__EXERCISE REQUIREMENTS__: Take all the material and copy it exactly.

__STORED DATA__:
# # # #
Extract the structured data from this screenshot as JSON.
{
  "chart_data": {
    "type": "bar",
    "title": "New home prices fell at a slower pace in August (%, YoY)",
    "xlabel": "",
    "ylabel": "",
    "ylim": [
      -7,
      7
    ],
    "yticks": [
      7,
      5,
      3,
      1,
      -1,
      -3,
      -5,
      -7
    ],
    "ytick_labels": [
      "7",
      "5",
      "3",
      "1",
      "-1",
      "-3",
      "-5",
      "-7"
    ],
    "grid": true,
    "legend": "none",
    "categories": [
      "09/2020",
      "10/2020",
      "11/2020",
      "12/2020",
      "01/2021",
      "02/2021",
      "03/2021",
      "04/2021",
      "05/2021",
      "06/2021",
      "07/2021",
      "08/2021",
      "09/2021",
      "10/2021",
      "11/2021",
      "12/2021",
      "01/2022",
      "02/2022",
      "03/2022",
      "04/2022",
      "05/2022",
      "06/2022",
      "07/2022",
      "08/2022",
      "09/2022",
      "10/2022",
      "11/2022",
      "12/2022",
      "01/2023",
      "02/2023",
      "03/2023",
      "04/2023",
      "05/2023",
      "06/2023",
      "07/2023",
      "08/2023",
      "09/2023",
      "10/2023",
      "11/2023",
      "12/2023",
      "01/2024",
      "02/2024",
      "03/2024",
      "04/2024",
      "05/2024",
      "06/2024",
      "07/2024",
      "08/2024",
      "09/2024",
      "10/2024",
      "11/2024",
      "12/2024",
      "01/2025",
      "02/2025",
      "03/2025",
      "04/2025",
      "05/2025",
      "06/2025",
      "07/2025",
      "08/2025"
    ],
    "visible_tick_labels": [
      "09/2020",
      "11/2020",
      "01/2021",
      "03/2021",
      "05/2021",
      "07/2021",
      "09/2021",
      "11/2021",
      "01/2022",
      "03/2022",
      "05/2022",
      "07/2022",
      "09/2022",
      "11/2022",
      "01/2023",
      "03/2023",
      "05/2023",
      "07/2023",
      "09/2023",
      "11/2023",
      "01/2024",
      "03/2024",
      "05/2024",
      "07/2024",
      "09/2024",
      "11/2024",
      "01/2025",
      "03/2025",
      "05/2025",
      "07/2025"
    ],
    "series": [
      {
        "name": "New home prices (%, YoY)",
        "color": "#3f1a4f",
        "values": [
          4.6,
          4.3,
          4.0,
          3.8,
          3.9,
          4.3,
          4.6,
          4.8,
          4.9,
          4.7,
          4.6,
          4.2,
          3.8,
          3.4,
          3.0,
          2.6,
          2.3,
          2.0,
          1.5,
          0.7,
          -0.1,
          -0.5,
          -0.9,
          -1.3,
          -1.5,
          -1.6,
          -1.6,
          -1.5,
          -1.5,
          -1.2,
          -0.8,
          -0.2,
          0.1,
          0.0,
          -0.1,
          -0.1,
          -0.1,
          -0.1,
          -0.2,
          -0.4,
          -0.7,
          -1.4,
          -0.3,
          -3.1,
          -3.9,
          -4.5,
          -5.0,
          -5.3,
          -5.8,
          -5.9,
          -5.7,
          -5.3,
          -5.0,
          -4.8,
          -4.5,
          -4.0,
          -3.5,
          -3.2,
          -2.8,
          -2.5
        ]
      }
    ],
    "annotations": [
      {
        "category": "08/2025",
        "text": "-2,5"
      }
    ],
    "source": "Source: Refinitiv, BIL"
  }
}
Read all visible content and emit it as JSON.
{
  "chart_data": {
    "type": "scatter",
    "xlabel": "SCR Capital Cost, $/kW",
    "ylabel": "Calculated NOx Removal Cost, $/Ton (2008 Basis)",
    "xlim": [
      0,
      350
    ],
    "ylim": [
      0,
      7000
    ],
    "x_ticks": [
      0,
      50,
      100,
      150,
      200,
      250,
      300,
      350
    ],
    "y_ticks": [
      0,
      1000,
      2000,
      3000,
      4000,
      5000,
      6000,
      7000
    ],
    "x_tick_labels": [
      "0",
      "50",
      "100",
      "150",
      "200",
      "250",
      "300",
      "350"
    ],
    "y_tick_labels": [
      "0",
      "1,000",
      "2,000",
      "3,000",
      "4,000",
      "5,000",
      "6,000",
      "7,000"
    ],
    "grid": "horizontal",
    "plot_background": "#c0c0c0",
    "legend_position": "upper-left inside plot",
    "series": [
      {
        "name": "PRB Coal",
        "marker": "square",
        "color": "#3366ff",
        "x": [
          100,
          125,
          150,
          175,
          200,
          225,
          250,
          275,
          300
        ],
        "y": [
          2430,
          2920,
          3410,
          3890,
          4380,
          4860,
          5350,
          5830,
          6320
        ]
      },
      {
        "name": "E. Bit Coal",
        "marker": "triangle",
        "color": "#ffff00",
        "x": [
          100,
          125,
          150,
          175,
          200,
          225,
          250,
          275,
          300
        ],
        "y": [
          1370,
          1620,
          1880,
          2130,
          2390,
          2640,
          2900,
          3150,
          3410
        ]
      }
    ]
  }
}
# # # #
__ANSWER TO THE TASK__:
Extract the structured data from this screenshot as JSON.
{
  "chart_data": {
    "type": "bar",
    "title": "New home prices fell at a slower pace in August (%, YoY)",
    "xlabel": "",
    "ylabel": "",
    "ylim": [
      -7,
      7
    ],
    "yticks": [
      7,
      5,
      3,
      1,
      -1,
      -3,
      -5,
      -7
    ],
    "ytick_labels": [
      "7",
      "5",
      "3",
      "1",
      "-1",
      "-3",
      "-5",
      "-7"
    ],
    "grid": true,
    "legend": "none",
    "categories": [
      "09/2020",
      "10/2020",
      "11/2020",
      "12/2020",
      "01/2021",
      "02/2021",
      "03/2021",
      "04/2021",
      "05/2021",
      "06/2021",
      "07/2021",
      "08/2021",
      "09/2021",
      "10/2021",
      "11/2021",
      "12/2021",
      "01/2022",
      "02/2022",
      "03/2022",
      "04/2022",
      "05/2022",
      "06/2022",
      "07/2022",
      "08/2022",
      "09/2022",
      "10/2022",
      "11/2022",
      "12/2022",
      "01/2023",
      "02/2023",
      "03/2023",
      "04/2023",
      "05/2023",
      "06/2023",
      "07/2023",
      "08/2023",
      "09/2023",
      "10/2023",
      "11/2023",
      "12/2023",
      "01/2024",
      "02/2024",
      "03/2024",
      "04/2024",
      "05/2024",
      "06/2024",
      "07/2024",
      "08/2024",
      "09/2024",
      "10/2024",
      "11/2024",
      "12/2024",
      "01/2025",
      "02/2025",
      "03/2025",
      "04/2025",
      "05/2025",
      "06/2025",
      "07/2025",
      "08/2025"
    ],
    "visible_tick_labels": [
      "09/2020",
      "11/2020",
      "01/2021",
      "03/2021",
      "05/2021",
      "07/2021",
      "09/2021",
      "11/2021",
      "01/2022",
      "03/2022",
      "05/2022",
      "07/2022",
      "09/2022",
      "11/2022",
      "01/2023",
      "03/2023",
      "05/2023",
      "07/2023",
      "09/2023",
      "11/2023",
      "01/2024",
      "03/2024",
      "05/2024",
      "07/2024",
      "09/2024",
      "11/2024",
      "01/2025",
      "03/2025",
      "05/2025",
      "07/2025"
    ],
    "series": [
      {
        "name": "New home prices (%, YoY)",
        "color": "#3f1a4f",
        "values": [
          4.6,
          4.3,
          4.0,
          3.8,
          3.9,
          4.3,
          4.6,
          4.8,
          4.9,
          4.7,
          4.6,
          4.2,
          3.8,
          3.4,
          3.0,
          2.6,
          2.3,
          2.0,
          1.5,
          0.7,
          -0.1,
          -0.5,
          -0.9,
          -1.3,
          -1.5,
          -1.6,
          -1.6,
          -1.5,
          -1.5,
          -1.2,
          -0.8,
          -0.2,
          0.1,
          0.0,
          -0.1,
          -0.1,
          -0.1,
          -0.1,
          -0.2,
          -0.4,
          -0.7,
          -1.4,
          -0.3,
          -3.1,
          -3.9,
          -4.5,
          -5.0,
          -5.3,
          -5.8,
          -5.9,
          -5.7,
          -5.3,
          -5.0,
          -4.8,
          -4.5,
          -4.0,
          -3.5,
          -3.2,
          -2.8,
          -2.5
        ]
      }
    ],
    "annotations": [
      {
        "category": "08/2025",
        "text": "-2,5"
      }
    ],
    "source": "Source: Refinitiv, BIL"
  }
}
Read all visible content and emit it as JSON.
{
  "chart_data": {
    "type": "scatter",
    "xlabel": "SCR Capital Cost, $/kW",
    "ylabel": "Calculated NOx Removal Cost, $/Ton (2008 Basis)",
    "xlim": [
      0,
      350
    ],
    "ylim": [
      0,
      7000
    ],
    "x_ticks": [
      0,
      50,
      100,
      150,
      200,
      250,
      300,
      350
    ],
    "y_ticks": [
      0,
      1000,
      2000,
      3000,
      4000,
      5000,
      6000,
      7000
    ],
    "x_tick_labels": [
      "0",
      "50",
      "100",
      "150",
      "200",
      "250",
      "300",
      "350"
    ],
    "y_tick_labels": [
      "0",
      "1,000",
      "2,000",
      "3,000",
      "4,000",
      "5,000",
      "6,000",
      "7,000"
    ],
    "grid": "horizontal",
    "plot_background": "#c0c0c0",
    "legend_position": "upper-left inside plot",
    "series": [
      {
        "name": "PRB Coal",
        "marker": "square",
        "color": "#3366ff",
        "x": [
          100,
          125,
          150,
          175,
          200,
          225,
          250,
          275,
          300
        ],
        "y": [
          2430,
          2920,
          3410,
          3890,
          4380,
          4860,
          5350,
          5830,
          6320
        ]
      },
      {
        "name": "E. Bit Coal",
        "marker": "triangle",
        "color": "#ffff00",
        "x": [
          100,
          125,
          150,
          175,
          200,
          225,
          250,
          275,
          300
        ],
        "y": [
          1370,
          1620,
          1880,
          2130,
          2390,
          2640,
          2900,
          3150,
          3410
        ]
      }
    ]
  }
}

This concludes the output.